Put each line of the material below into a JSON list of strings, one string per line, and leave out any blank lines.

- Lines of data
--- BEGIN ---

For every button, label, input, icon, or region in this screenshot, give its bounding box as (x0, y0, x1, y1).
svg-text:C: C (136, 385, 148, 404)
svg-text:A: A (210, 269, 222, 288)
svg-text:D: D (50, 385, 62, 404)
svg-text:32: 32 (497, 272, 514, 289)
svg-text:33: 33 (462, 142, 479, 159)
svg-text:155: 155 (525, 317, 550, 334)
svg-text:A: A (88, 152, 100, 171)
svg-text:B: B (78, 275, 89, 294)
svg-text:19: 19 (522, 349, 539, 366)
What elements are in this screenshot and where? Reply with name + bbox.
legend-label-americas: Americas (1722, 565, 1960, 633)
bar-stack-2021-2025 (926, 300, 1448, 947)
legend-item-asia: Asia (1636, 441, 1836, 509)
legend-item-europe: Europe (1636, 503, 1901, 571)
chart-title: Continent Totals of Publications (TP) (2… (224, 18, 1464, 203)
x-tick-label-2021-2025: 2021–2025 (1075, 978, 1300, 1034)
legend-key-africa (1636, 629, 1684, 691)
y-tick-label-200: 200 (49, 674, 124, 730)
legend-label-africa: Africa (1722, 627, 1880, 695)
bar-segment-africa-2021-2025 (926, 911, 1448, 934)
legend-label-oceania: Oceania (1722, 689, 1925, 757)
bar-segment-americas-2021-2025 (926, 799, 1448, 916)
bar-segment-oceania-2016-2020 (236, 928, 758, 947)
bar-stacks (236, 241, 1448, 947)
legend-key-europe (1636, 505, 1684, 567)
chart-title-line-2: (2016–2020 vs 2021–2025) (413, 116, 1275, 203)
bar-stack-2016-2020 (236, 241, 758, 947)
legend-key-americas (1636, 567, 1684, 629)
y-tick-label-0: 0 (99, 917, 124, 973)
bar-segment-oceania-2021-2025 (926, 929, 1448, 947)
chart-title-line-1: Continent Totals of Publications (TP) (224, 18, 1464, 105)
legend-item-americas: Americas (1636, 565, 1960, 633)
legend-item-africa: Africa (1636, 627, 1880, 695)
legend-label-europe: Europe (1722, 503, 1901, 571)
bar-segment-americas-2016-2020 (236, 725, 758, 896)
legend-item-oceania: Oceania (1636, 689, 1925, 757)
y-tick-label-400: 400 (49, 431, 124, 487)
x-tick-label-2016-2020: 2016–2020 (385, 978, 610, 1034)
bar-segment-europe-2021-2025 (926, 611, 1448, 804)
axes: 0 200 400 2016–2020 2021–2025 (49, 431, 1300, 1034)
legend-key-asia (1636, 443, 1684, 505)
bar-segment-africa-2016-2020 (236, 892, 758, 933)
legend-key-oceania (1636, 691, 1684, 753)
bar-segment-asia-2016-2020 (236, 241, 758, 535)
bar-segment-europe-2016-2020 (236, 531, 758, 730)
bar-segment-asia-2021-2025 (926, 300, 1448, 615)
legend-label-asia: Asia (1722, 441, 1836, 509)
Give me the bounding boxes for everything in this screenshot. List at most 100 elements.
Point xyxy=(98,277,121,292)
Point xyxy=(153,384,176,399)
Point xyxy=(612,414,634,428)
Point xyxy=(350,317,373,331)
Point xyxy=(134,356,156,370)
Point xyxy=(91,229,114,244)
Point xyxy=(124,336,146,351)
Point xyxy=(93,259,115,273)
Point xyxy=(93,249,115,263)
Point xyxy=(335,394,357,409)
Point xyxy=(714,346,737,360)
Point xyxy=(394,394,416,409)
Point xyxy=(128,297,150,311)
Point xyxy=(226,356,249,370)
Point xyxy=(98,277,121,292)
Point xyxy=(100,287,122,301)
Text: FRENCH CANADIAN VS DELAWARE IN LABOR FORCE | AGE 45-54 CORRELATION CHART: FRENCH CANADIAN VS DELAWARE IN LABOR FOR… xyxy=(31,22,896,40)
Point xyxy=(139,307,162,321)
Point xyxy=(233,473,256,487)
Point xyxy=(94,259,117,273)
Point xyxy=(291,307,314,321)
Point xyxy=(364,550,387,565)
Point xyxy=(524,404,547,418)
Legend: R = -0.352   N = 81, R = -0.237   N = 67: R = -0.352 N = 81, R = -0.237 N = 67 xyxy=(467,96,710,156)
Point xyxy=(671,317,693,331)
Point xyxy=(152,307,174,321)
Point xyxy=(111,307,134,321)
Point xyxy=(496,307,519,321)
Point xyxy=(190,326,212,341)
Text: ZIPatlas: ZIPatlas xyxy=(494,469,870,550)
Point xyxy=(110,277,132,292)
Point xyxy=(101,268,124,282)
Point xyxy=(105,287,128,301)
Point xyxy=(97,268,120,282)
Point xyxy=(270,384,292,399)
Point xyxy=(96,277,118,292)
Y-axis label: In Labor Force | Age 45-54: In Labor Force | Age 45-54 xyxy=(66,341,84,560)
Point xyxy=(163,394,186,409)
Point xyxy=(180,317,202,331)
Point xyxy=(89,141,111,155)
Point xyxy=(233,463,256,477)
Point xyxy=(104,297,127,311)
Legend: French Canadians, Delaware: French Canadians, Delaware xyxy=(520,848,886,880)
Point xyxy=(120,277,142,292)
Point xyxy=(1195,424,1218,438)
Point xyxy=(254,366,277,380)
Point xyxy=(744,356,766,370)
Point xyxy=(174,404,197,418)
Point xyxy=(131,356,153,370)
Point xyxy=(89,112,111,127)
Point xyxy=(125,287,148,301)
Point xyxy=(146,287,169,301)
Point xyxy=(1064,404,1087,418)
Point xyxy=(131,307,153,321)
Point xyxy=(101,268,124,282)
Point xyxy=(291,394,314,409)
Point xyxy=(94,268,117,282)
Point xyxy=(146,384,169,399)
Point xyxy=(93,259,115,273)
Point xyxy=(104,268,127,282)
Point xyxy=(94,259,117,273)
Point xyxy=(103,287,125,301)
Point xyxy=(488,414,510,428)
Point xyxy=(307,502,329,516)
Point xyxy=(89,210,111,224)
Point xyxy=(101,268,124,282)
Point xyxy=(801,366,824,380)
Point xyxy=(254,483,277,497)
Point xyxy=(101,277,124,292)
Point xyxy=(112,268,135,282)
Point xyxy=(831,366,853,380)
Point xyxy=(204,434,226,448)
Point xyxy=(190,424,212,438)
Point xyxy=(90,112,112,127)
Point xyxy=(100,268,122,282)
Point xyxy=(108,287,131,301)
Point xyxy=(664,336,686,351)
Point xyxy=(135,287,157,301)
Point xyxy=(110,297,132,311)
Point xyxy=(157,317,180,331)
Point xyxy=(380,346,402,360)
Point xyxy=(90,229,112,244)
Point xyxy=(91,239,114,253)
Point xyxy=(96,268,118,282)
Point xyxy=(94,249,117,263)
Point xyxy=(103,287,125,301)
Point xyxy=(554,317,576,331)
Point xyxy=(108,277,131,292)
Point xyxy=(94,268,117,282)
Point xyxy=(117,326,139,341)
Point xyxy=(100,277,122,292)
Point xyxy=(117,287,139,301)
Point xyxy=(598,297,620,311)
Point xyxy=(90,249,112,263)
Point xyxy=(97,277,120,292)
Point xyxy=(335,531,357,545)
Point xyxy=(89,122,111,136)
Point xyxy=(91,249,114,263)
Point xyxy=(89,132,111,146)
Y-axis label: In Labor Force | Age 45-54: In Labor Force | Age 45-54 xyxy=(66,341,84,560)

--- END ---

- Task solution
[
  "For every button, label, input, icon, or region in this screenshot, give its bounding box as (x0, y0, x1, y1).",
  "svg-text:C: C (136, 385, 148, 404)",
  "svg-text:A: A (210, 269, 222, 288)",
  "svg-text:D: D (50, 385, 62, 404)",
  "svg-text:32: 32 (497, 272, 514, 289)",
  "svg-text:33: 33 (462, 142, 479, 159)",
  "svg-text:155: 155 (525, 317, 550, 334)",
  "svg-text:A: A (88, 152, 100, 171)",
  "svg-text:B: B (78, 275, 89, 294)",
  "svg-text:19: 19 (522, 349, 539, 366)",
  "What elements are in this screenshot and where? Reply with name + bbox.",
  "legend-label-americas: Americas (1722, 565, 1960, 633)",
  "bar-stack-2021-2025 (926, 300, 1448, 947)",
  "legend-item-asia: Asia (1636, 441, 1836, 509)",
  "legend-item-europe: Europe (1636, 503, 1901, 571)",
  "chart-title: Continent Totals of Publications (TP) (2… (224, 18, 1464, 203)",
  "x-tick-label-2021-2025: 2021–2025 (1075, 978, 1300, 1034)",
  "legend-key-africa (1636, 629, 1684, 691)",
  "y-tick-label-200: 200 (49, 674, 124, 730)",
  "legend-label-africa: Africa (1722, 627, 1880, 695)",
  "bar-segment-africa-2021-2025 (926, 911, 1448, 934)",
  "legend-label-oceania: Oceania (1722, 689, 1925, 757)",
  "bar-segment-americas-2021-2025 (926, 799, 1448, 916)",
  "bar-segment-oceania-2016-2020 (236, 928, 758, 947)",
  "bar-stacks (236, 241, 1448, 947)",
  "legend-key-europe (1636, 505, 1684, 567)",
  "chart-title-line-2: (2016–2020 vs 2021–2025) (413, 116, 1275, 203)",
  "bar-stack-2016-2020 (236, 241, 758, 947)",
  "legend-key-americas (1636, 567, 1684, 629)",
  "y-tick-label-0: 0 (99, 917, 124, 973)",
  "bar-segment-oceania-2021-2025 (926, 929, 1448, 947)",
  "chart-title-line-1: Continent Totals of Publications (TP) (224, 18, 1464, 105)",
  "legend-item-americas: Americas (1636, 565, 1960, 633)",
  "legend-item-africa: Africa (1636, 627, 1880, 695)",
  "legend-label-europe: Europe (1722, 503, 1901, 571)",
  "bar-segment-americas-2016-2020 (236, 725, 758, 896)",
  "legend-item-oceania: Oceania (1636, 689, 1925, 757)",
  "y-tick-label-400: 400 (49, 431, 124, 487)",
  "x-tick-label-2016-2020: 2016–2020 (385, 978, 610, 1034)",
  "bar-segment-europe-2021-2025 (926, 611, 1448, 804)",
  "axes: 0 200 400 2016–2020 2021–2025 (49, 431, 1300, 1034)",
  "legend-key-asia (1636, 443, 1684, 505)",
  "bar-segment-africa-2016-2020 (236, 892, 758, 933)",
  "legend-key-oceania (1636, 691, 1684, 753)",
  "bar-segment-asia-2016-2020 (236, 241, 758, 535)",
  "bar-segment-europe-2016-2020 (236, 531, 758, 730)",
  "bar-segment-asia-2021-2025 (926, 300, 1448, 615)",
  "legend-label-asia: Asia (1722, 441, 1836, 509)",
  "Give me the bounding boxes for everything in this screenshot. List at most 100 elements.",
  "Point xyxy=(98,277,121,292)",
  "Point xyxy=(153,384,176,399)",
  "Point xyxy=(612,414,634,428)",
  "Point xyxy=(350,317,373,331)",
  "Point xyxy=(134,356,156,370)",
  "Point xyxy=(91,229,114,244)",
  "Point xyxy=(124,336,146,351)",
  "Point xyxy=(93,259,115,273)",
  "Point xyxy=(93,249,115,263)",
  "Point xyxy=(335,394,357,409)",
  "Point xyxy=(714,346,737,360)",
  "Point xyxy=(394,394,416,409)",
  "Point xyxy=(128,297,150,311)",
  "Point xyxy=(226,356,249,370)",
  "Point xyxy=(98,277,121,292)",
  "Point xyxy=(100,287,122,301)",
  "Text: FRENCH CANADIAN VS DELAWARE IN LABOR FORCE | AGE 45-54 CORRELATION CHART: FRENCH CANADIAN VS DELAWARE IN LABOR FOR… xyxy=(31,22,896,40)",
  "Point xyxy=(139,307,162,321)",
  "Point xyxy=(233,473,256,487)",
  "Point xyxy=(94,259,117,273)",
  "Point xyxy=(291,307,314,321)",
  "Point xyxy=(364,550,387,565)",
  "Point xyxy=(524,404,547,418)",
  "Legend: R = -0.352   N = 81, R = -0.237   N = 67: R = -0.352 N = 81, R = -0.237 N = 67 xyxy=(467,96,710,156)",
  "Point xyxy=(671,317,693,331)",
  "Point xyxy=(152,307,174,321)",
  "Point xyxy=(111,307,134,321)",
  "Point xyxy=(496,307,519,321)",
  "Point xyxy=(190,326,212,341)",
  "Text: ZIPatlas: ZIPatlas xyxy=(494,469,870,550)",
  "Point xyxy=(110,277,132,292)",
  "Point xyxy=(101,268,124,282)",
  "Point xyxy=(105,287,128,301)",
  "Point xyxy=(97,268,120,282)",
  "Point xyxy=(270,384,292,399)",
  "Point xyxy=(96,277,118,292)",
  "Y-axis label: In Labor Force | Age 45-54: In Labor Force | Age 45-54 xyxy=(66,341,84,560)",
  "Point xyxy=(163,394,186,409)",
  "Point xyxy=(180,317,202,331)",
  "Point xyxy=(89,141,111,155)",
  "Point xyxy=(233,463,256,477)",
  "Point xyxy=(104,297,127,311)",
  "Legend: French Canadians, Delaware: French Canadians, Delaware xyxy=(520,848,886,880)",
  "Point xyxy=(120,277,142,292)",
  "Point xyxy=(1195,424,1218,438)",
  "Point xyxy=(254,366,277,380)",
  "Point xyxy=(744,356,766,370)",
  "Point xyxy=(174,404,197,418)",
  "Point xyxy=(131,356,153,370)",
  "Point xyxy=(89,112,111,127)",
  "Point xyxy=(125,287,148,301)",
  "Point xyxy=(146,287,169,301)",
  "Point xyxy=(1064,404,1087,418)",
  "Point xyxy=(131,307,153,321)",
  "Point xyxy=(101,268,124,282)",
  "Point xyxy=(291,394,314,409)",
  "Point xyxy=(94,268,117,282)",
  "Point xyxy=(146,384,169,399)",
  "Point xyxy=(93,259,115,273)",
  "Point xyxy=(104,268,127,282)",
  "Point xyxy=(94,259,117,273)",
  "Point xyxy=(103,287,125,301)",
  "Point xyxy=(488,414,510,428)",
  "Point xyxy=(307,502,329,516)",
  "Point xyxy=(89,210,111,224)",
  "Point xyxy=(101,268,124,282)",
  "Point xyxy=(801,366,824,380)",
  "Point xyxy=(254,483,277,497)",
  "Point xyxy=(101,277,124,292)",
  "Point xyxy=(112,268,135,282)",
  "Point xyxy=(831,366,853,380)",
  "Point xyxy=(204,434,226,448)",
  "Point xyxy=(190,424,212,438)",
  "Point xyxy=(90,112,112,127)",
  "Point xyxy=(100,268,122,282)",
  "Point xyxy=(108,287,131,301)",
  "Point xyxy=(664,336,686,351)",
  "Point xyxy=(135,287,157,301)",
  "Point xyxy=(110,297,132,311)",
  "Point xyxy=(157,317,180,331)",
  "Point xyxy=(380,346,402,360)",
  "Point xyxy=(90,229,112,244)",
  "Point xyxy=(91,239,114,253)",
  "Point xyxy=(96,268,118,282)",
  "Point xyxy=(94,249,117,263)",
  "Point xyxy=(103,287,125,301)",
  "Point xyxy=(554,317,576,331)",
  "Point xyxy=(108,277,131,292)",
  "Point xyxy=(94,268,117,282)",
  "Point xyxy=(117,326,139,341)",
  "Point xyxy=(100,277,122,292)",
  "Point xyxy=(117,287,139,301)",
  "Point xyxy=(598,297,620,311)",
  "Point xyxy=(90,249,112,263)",
  "Point xyxy=(97,277,120,292)",
  "Point xyxy=(335,531,357,545)",
  "Point xyxy=(89,122,111,136)",
  "Point xyxy=(91,249,114,263)",
  "Point xyxy=(89,132,111,146)",
  "Y-axis label: In Labor Force | Age 45-54: In Labor Force | Age 45-54 xyxy=(66,341,84,560)"
]